** WHAT THIS TASK INVOLVES **
The records below must be output exactly, without pictures.

** DATA PROVIDED **
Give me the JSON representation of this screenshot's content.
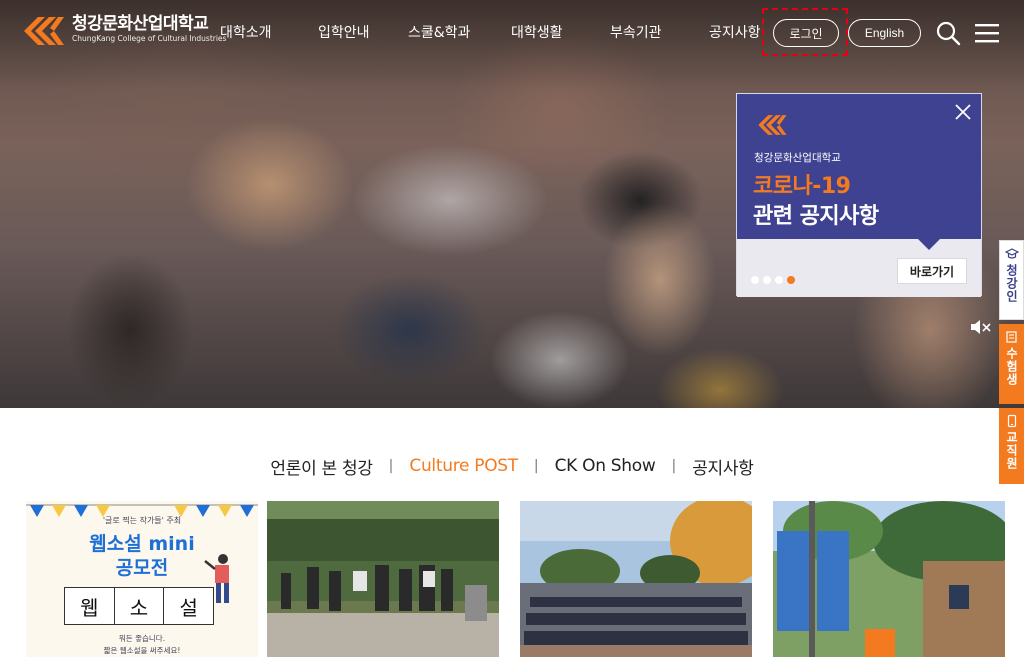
{
  "header": {
    "logo_ko": "청강문화산업대학교",
    "logo_en": "ChungKang College of Cultural Industries",
    "nav": [
      "대학소개",
      "입학안내",
      "스쿨&학과",
      "대학생활",
      "부속기관",
      "공지사항"
    ],
    "login_label": "로그인",
    "english_label": "English",
    "search_icon": "search-icon",
    "menu_icon": "hamburger-menu-icon"
  },
  "popup": {
    "school": "청강문화산업대학교",
    "title_line1": "코로나-19",
    "title_line2": "관련 공지사항",
    "go_label": "바로가기",
    "dots_total": 4,
    "dots_active": 4
  },
  "quick_tabs": [
    {
      "label": "청강인",
      "icon": "graduation-cap-icon"
    },
    {
      "label": "수험생",
      "icon": "pencil-note-icon"
    },
    {
      "label": "교직원",
      "icon": "phone-icon"
    }
  ],
  "content_tabs": [
    {
      "label": "언론이 본 청강",
      "active": false
    },
    {
      "label": "Culture POST",
      "active": true
    },
    {
      "label": "CK On Show",
      "active": false
    },
    {
      "label": "공지사항",
      "active": false
    }
  ],
  "thumbnails": {
    "poster": {
      "subtitle": "'글로 찍는 작가들' 주최",
      "title_line1": "웹소설 mini",
      "title_line2": "공모전",
      "cells": [
        "웹",
        "소",
        "설"
      ],
      "tiny1": "뭐든 좋습니다.",
      "tiny2": "짧은 웹소설을 써주세요!"
    }
  },
  "colors": {
    "brand_orange": "#f47a20",
    "brand_navy": "#3c3f8a",
    "highlight_red": "#e60012"
  }
}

** ANSWER TO THE PROBLEM **
Give me the JSON representation of this screenshot's content.
{
  "header": {
    "logo_ko": "청강문화산업대학교",
    "logo_en": "ChungKang College of Cultural Industries",
    "nav": [
      "대학소개",
      "입학안내",
      "스쿨&학과",
      "대학생활",
      "부속기관",
      "공지사항"
    ],
    "login_label": "로그인",
    "english_label": "English",
    "search_icon": "search-icon",
    "menu_icon": "hamburger-menu-icon"
  },
  "popup": {
    "school": "청강문화산업대학교",
    "title_line1": "코로나-19",
    "title_line2": "관련 공지사항",
    "go_label": "바로가기",
    "dots_total": 4,
    "dots_active": 4
  },
  "quick_tabs": [
    {
      "label": "청강인",
      "icon": "graduation-cap-icon"
    },
    {
      "label": "수험생",
      "icon": "pencil-note-icon"
    },
    {
      "label": "교직원",
      "icon": "phone-icon"
    }
  ],
  "content_tabs": [
    {
      "label": "언론이 본 청강",
      "active": false
    },
    {
      "label": "Culture POST",
      "active": true
    },
    {
      "label": "CK On Show",
      "active": false
    },
    {
      "label": "공지사항",
      "active": false
    }
  ],
  "thumbnails": {
    "poster": {
      "subtitle": "'글로 찍는 작가들' 주최",
      "title_line1": "웹소설 mini",
      "title_line2": "공모전",
      "cells": [
        "웹",
        "소",
        "설"
      ],
      "tiny1": "뭐든 좋습니다.",
      "tiny2": "짧은 웹소설을 써주세요!"
    }
  },
  "colors": {
    "brand_orange": "#f47a20",
    "brand_navy": "#3c3f8a",
    "highlight_red": "#e60012"
  }
}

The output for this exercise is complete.